- EXERCISE TASK -
Every line of the data that contains the string "Soares" must be copied.

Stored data
* Begin *
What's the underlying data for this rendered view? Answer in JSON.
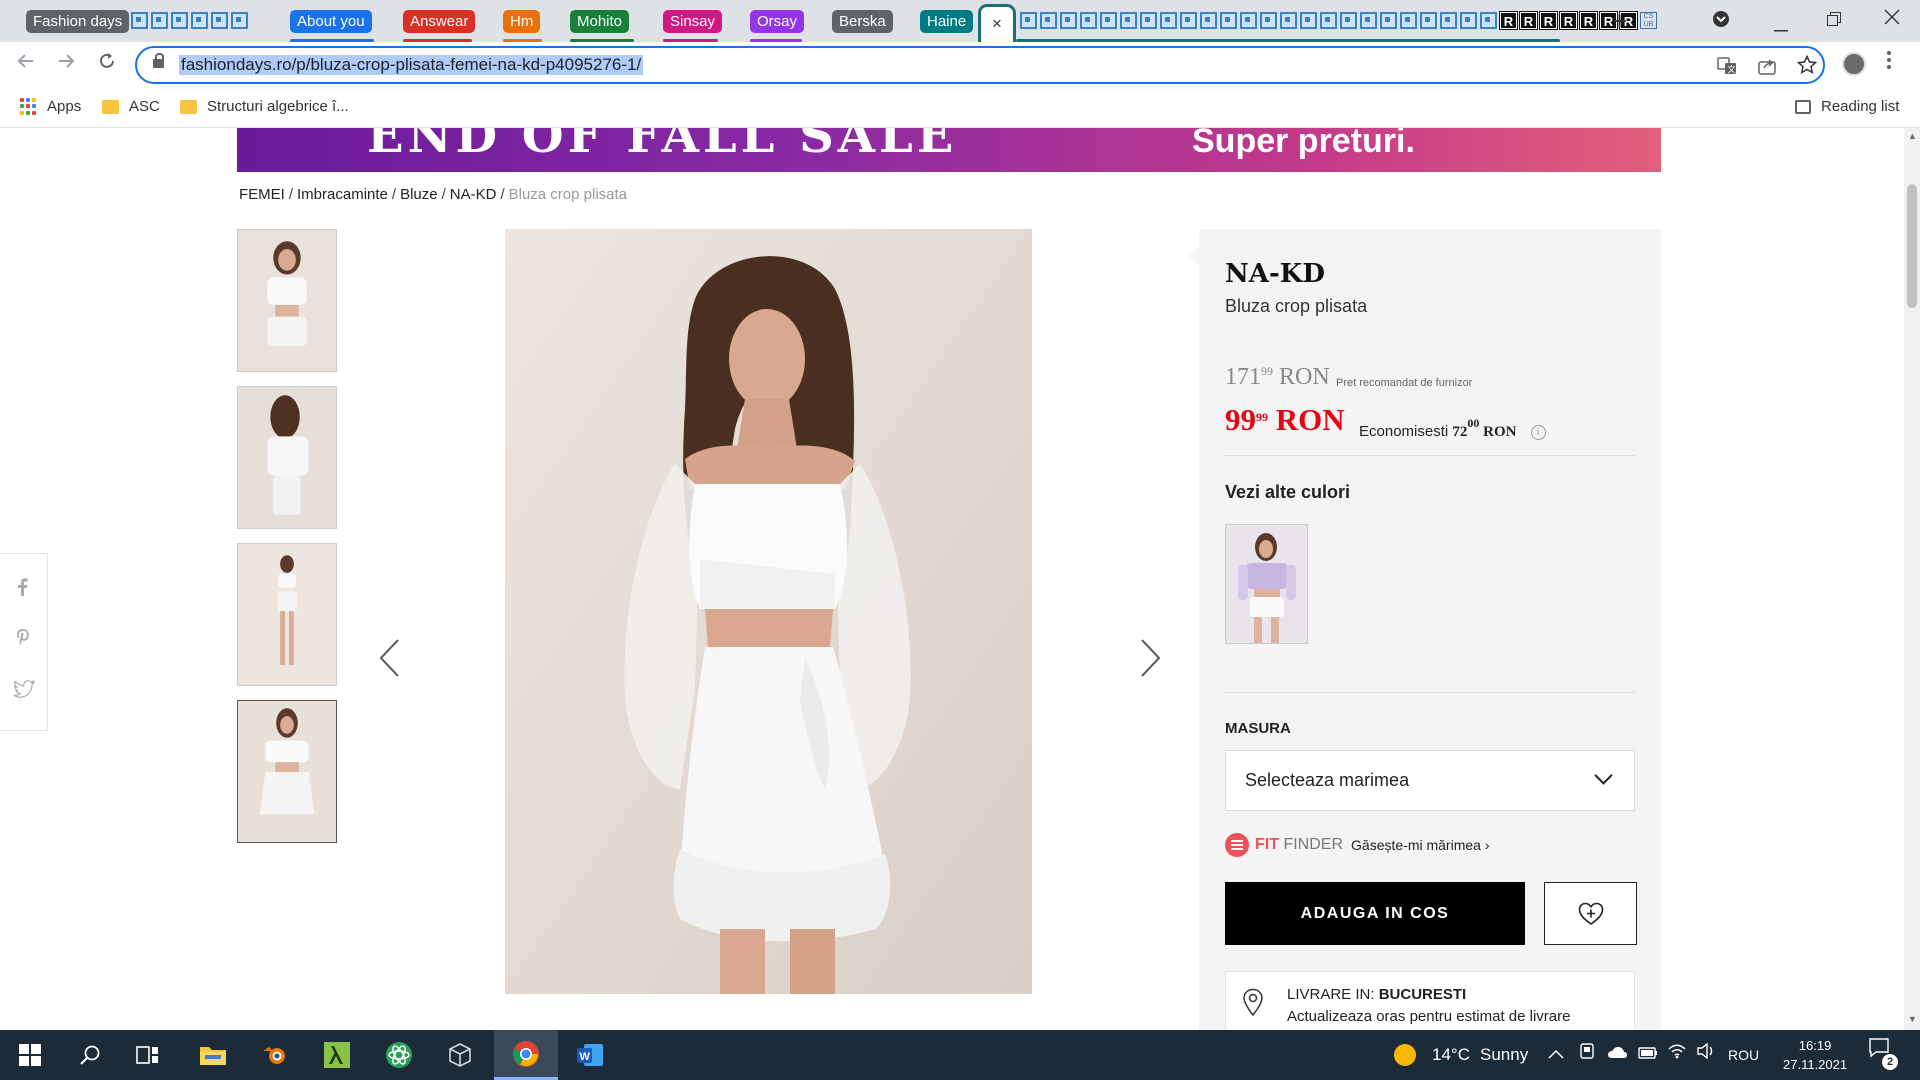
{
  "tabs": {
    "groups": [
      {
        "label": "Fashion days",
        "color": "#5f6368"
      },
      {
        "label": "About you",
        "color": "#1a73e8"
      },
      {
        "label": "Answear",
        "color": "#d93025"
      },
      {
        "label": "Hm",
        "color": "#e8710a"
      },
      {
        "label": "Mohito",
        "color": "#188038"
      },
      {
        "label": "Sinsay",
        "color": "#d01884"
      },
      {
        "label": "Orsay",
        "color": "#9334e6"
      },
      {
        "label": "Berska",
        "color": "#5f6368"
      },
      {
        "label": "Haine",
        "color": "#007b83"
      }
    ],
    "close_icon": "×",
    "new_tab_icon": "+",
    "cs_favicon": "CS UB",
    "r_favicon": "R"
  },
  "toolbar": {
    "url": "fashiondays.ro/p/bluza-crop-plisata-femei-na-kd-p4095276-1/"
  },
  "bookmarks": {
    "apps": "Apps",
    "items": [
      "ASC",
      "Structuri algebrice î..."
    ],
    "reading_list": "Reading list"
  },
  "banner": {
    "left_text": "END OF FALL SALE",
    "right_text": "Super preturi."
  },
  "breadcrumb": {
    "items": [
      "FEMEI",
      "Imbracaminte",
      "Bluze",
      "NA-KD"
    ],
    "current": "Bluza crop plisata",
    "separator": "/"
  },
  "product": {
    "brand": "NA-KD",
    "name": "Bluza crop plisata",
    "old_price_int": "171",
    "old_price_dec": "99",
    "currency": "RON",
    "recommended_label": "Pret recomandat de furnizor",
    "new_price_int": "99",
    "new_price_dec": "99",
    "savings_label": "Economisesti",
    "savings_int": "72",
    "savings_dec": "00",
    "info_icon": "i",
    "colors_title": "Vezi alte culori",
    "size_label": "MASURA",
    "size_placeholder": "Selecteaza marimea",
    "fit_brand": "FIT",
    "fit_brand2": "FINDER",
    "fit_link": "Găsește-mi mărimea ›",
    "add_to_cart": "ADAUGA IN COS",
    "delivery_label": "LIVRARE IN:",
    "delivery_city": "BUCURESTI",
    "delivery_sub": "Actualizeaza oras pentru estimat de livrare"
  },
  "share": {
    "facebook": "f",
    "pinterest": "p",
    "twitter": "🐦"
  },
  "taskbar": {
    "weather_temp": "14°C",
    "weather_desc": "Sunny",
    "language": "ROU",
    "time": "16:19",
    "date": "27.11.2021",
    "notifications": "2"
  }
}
* End *
* Begin *
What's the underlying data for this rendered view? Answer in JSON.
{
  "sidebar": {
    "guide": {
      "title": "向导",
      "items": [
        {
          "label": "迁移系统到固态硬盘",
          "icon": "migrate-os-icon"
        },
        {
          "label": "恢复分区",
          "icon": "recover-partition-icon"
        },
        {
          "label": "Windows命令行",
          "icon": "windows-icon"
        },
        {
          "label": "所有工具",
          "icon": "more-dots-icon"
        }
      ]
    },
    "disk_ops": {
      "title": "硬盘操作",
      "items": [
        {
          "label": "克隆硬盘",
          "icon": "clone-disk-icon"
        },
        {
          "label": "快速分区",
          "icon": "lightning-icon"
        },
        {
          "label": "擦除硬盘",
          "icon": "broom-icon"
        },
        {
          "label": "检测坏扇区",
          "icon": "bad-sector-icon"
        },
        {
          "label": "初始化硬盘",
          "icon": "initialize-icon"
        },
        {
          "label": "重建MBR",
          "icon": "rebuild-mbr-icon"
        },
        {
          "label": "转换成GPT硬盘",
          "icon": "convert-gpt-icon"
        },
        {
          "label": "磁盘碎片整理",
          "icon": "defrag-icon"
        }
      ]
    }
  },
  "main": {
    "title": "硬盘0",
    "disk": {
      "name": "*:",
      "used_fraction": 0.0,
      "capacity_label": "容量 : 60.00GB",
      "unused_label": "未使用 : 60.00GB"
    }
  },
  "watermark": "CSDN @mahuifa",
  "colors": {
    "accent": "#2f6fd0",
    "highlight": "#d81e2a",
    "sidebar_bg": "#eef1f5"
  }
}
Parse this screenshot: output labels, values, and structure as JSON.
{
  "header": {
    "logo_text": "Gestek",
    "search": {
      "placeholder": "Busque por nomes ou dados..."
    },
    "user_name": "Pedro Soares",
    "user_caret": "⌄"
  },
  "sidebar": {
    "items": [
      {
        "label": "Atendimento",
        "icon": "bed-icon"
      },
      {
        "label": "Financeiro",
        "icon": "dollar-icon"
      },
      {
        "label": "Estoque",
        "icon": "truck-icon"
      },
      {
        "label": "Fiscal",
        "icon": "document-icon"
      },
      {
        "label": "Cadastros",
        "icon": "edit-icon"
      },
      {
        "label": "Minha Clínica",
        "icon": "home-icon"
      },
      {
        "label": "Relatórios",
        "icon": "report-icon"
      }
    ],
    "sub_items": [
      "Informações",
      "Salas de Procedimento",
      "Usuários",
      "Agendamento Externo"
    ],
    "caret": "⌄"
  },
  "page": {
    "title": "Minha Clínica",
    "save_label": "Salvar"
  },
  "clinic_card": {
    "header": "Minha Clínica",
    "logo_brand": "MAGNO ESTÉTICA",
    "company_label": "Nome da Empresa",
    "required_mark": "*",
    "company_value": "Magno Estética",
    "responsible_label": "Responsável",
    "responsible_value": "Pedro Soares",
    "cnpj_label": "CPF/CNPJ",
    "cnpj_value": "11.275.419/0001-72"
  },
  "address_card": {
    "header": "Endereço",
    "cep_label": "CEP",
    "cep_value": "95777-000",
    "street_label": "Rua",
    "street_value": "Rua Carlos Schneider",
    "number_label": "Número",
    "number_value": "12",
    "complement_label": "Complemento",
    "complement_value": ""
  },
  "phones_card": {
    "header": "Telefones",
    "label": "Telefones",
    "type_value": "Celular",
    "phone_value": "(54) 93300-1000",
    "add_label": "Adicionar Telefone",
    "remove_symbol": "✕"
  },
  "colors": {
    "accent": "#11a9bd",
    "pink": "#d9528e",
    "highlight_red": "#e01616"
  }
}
* End *
* Begin *
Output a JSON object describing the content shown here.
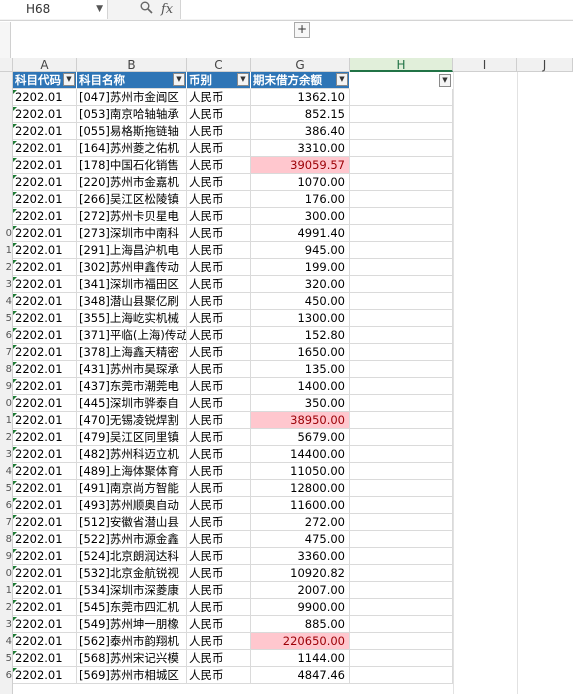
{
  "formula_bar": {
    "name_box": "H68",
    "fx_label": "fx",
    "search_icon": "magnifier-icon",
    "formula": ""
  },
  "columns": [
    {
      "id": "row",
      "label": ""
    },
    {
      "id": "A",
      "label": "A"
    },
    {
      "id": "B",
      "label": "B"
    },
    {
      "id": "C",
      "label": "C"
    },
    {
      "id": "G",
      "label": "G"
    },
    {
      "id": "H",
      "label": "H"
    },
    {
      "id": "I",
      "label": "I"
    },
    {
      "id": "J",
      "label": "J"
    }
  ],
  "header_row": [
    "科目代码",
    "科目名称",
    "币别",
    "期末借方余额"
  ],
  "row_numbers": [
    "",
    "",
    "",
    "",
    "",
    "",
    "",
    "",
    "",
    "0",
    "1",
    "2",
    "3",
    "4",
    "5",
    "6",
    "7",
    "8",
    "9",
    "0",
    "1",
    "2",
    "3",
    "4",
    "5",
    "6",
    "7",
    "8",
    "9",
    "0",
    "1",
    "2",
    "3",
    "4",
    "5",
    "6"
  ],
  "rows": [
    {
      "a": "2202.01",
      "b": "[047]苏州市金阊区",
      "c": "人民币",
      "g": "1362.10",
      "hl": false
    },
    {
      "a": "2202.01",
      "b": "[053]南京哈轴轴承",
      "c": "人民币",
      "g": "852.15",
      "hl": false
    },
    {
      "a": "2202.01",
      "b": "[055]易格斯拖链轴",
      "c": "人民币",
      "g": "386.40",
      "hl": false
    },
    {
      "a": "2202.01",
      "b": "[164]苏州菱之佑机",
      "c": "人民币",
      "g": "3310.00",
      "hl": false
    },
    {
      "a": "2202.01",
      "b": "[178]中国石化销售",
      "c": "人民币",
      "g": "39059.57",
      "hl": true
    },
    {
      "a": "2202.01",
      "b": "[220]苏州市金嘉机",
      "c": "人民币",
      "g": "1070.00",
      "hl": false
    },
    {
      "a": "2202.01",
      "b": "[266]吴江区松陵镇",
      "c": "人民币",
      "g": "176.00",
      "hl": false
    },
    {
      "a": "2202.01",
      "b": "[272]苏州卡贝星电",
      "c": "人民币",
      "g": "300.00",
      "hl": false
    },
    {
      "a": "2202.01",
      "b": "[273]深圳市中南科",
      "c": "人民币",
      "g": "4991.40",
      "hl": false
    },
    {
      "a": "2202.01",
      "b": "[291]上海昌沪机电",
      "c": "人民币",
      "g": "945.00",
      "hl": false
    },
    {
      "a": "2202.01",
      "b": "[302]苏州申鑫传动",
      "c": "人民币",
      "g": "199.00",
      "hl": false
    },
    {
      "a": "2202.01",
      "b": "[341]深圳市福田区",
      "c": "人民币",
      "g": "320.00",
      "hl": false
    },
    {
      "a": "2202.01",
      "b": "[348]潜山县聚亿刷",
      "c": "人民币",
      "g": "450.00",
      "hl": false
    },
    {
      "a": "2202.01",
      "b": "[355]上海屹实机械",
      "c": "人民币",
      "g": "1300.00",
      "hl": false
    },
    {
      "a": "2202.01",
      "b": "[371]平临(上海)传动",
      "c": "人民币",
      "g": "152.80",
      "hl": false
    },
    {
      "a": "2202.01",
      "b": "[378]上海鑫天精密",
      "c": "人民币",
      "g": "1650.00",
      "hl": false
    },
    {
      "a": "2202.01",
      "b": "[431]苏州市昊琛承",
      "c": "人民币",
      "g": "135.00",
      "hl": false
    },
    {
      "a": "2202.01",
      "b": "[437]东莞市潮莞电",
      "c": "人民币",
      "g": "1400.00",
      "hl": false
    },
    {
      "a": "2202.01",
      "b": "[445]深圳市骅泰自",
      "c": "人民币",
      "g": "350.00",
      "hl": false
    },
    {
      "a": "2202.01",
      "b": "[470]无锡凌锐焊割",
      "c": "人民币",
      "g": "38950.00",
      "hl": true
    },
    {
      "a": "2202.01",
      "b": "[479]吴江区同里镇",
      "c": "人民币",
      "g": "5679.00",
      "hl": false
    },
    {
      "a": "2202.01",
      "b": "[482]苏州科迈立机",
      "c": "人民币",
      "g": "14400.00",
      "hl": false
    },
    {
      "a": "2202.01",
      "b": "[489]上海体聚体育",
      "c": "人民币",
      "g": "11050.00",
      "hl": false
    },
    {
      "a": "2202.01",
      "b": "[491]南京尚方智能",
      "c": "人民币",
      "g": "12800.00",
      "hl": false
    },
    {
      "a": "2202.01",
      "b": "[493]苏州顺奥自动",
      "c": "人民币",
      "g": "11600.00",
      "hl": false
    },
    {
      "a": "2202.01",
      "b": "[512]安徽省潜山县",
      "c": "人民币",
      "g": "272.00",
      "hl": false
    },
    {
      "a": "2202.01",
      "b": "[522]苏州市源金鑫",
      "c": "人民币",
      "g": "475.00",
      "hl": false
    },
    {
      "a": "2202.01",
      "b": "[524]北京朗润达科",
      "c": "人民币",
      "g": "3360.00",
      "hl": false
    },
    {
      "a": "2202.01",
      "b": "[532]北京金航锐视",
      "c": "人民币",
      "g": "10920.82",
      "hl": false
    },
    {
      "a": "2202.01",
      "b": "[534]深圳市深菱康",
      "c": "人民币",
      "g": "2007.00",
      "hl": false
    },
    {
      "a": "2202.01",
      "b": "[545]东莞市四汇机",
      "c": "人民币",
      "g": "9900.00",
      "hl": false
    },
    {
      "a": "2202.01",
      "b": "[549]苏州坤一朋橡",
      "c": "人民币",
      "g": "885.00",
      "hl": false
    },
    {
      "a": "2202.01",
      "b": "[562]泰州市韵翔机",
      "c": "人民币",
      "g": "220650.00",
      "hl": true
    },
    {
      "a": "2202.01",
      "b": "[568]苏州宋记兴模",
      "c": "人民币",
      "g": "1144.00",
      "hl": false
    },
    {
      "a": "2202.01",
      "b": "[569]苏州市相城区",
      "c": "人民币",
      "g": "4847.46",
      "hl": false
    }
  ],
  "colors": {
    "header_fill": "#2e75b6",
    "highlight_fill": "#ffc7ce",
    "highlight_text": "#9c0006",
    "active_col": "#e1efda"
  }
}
* End *
- THE OUTPUT -
    "user_name": "Pedro Soares",
    "responsible_value": "Pedro Soares",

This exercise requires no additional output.